═══ EXERCISE INPUTS ═══

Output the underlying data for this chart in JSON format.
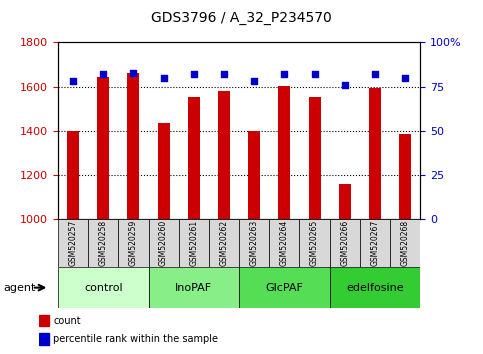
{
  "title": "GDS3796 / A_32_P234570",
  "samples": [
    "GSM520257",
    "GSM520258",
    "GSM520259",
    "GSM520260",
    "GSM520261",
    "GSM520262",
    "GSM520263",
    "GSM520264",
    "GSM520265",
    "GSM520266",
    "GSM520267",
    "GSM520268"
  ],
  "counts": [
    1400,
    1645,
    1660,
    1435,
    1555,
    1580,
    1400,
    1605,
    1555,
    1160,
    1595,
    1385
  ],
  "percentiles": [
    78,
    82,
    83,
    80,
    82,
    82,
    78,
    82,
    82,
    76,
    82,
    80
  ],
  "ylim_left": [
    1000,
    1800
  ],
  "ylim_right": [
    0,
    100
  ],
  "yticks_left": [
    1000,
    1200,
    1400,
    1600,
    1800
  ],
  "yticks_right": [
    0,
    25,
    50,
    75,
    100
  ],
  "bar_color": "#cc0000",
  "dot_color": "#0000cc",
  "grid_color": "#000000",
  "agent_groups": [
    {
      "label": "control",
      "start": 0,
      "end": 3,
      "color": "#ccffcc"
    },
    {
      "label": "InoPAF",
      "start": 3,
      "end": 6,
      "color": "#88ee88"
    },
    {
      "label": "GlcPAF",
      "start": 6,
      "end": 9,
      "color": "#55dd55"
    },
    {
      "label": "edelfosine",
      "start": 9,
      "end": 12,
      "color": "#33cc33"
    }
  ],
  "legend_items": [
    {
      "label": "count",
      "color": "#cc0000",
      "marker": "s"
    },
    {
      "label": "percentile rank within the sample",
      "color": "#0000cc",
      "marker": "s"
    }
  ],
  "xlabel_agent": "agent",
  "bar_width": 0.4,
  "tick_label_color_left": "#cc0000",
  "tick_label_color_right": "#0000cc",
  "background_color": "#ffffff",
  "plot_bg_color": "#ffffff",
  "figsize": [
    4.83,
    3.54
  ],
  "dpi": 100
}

═══

# EXERCISE BRIEF
Write out the records above once more, word for word, with no pictures.

# ANSWER TO THIS TASK
Output the underlying data for this chart in JSON format.
{
  "title": "GDS3796 / A_32_P234570",
  "samples": [
    "GSM520257",
    "GSM520258",
    "GSM520259",
    "GSM520260",
    "GSM520261",
    "GSM520262",
    "GSM520263",
    "GSM520264",
    "GSM520265",
    "GSM520266",
    "GSM520267",
    "GSM520268"
  ],
  "counts": [
    1400,
    1645,
    1660,
    1435,
    1555,
    1580,
    1400,
    1605,
    1555,
    1160,
    1595,
    1385
  ],
  "percentiles": [
    78,
    82,
    83,
    80,
    82,
    82,
    78,
    82,
    82,
    76,
    82,
    80
  ],
  "ylim_left": [
    1000,
    1800
  ],
  "ylim_right": [
    0,
    100
  ],
  "yticks_left": [
    1000,
    1200,
    1400,
    1600,
    1800
  ],
  "yticks_right": [
    0,
    25,
    50,
    75,
    100
  ],
  "bar_color": "#cc0000",
  "dot_color": "#0000cc",
  "grid_color": "#000000",
  "agent_groups": [
    {
      "label": "control",
      "start": 0,
      "end": 3,
      "color": "#ccffcc"
    },
    {
      "label": "InoPAF",
      "start": 3,
      "end": 6,
      "color": "#88ee88"
    },
    {
      "label": "GlcPAF",
      "start": 6,
      "end": 9,
      "color": "#55dd55"
    },
    {
      "label": "edelfosine",
      "start": 9,
      "end": 12,
      "color": "#33cc33"
    }
  ],
  "legend_items": [
    {
      "label": "count",
      "color": "#cc0000",
      "marker": "s"
    },
    {
      "label": "percentile rank within the sample",
      "color": "#0000cc",
      "marker": "s"
    }
  ],
  "xlabel_agent": "agent",
  "bar_width": 0.4,
  "tick_label_color_left": "#cc0000",
  "tick_label_color_right": "#0000cc",
  "background_color": "#ffffff",
  "plot_bg_color": "#ffffff",
  "figsize": [
    4.83,
    3.54
  ],
  "dpi": 100
}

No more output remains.